# REQUIRED WORK:
Write out all of the data exactly as it appears.

--- begin EXTRACTED INFORMATION ---

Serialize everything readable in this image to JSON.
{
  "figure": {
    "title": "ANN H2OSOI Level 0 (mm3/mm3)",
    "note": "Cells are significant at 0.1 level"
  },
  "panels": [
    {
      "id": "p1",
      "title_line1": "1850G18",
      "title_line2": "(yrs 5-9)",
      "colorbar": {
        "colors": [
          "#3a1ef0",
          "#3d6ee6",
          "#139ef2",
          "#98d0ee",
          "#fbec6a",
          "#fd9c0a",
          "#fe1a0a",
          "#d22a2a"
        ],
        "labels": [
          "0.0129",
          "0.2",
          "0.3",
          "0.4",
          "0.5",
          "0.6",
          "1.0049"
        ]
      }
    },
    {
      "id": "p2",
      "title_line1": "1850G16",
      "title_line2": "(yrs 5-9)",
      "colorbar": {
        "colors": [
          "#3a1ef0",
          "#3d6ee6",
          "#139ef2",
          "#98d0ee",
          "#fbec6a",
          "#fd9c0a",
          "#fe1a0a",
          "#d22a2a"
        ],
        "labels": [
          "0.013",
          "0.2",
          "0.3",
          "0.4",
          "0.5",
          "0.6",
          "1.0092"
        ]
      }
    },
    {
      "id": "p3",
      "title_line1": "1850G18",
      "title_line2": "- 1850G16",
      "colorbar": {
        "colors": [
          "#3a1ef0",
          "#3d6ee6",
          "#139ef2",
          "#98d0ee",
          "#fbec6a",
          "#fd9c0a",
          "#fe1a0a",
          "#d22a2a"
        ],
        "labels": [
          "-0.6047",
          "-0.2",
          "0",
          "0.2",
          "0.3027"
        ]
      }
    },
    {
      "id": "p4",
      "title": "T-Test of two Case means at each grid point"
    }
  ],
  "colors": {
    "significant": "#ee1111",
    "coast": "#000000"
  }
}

--- end EXTRACTED INFORMATION ---

# FINAL RESULT:
Serialize everything readable in this image to JSON.
{
  "figure": {
    "title": "ANN H2OSOI Level 0 (mm3/mm3)",
    "note": "Cells are significant at 0.1 level"
  },
  "panels": [
    {
      "id": "p1",
      "title_line1": "1850G18",
      "title_line2": "(yrs 5-9)",
      "colorbar": {
        "colors": [
          "#3a1ef0",
          "#3d6ee6",
          "#139ef2",
          "#98d0ee",
          "#fbec6a",
          "#fd9c0a",
          "#fe1a0a",
          "#d22a2a"
        ],
        "labels": [
          "0.0129",
          "0.2",
          "0.3",
          "0.4",
          "0.5",
          "0.6",
          "1.0049"
        ]
      }
    },
    {
      "id": "p2",
      "title_line1": "1850G16",
      "title_line2": "(yrs 5-9)",
      "colorbar": {
        "colors": [
          "#3a1ef0",
          "#3d6ee6",
          "#139ef2",
          "#98d0ee",
          "#fbec6a",
          "#fd9c0a",
          "#fe1a0a",
          "#d22a2a"
        ],
        "labels": [
          "0.013",
          "0.2",
          "0.3",
          "0.4",
          "0.5",
          "0.6",
          "1.0092"
        ]
      }
    },
    {
      "id": "p3",
      "title_line1": "1850G18",
      "title_line2": "- 1850G16",
      "colorbar": {
        "colors": [
          "#3a1ef0",
          "#3d6ee6",
          "#139ef2",
          "#98d0ee",
          "#fbec6a",
          "#fd9c0a",
          "#fe1a0a",
          "#d22a2a"
        ],
        "labels": [
          "-0.6047",
          "-0.2",
          "0",
          "0.2",
          "0.3027"
        ]
      }
    },
    {
      "id": "p4",
      "title": "T-Test of two Case means at each grid point"
    }
  ],
  "colors": {
    "significant": "#ee1111",
    "coast": "#000000"
  }
}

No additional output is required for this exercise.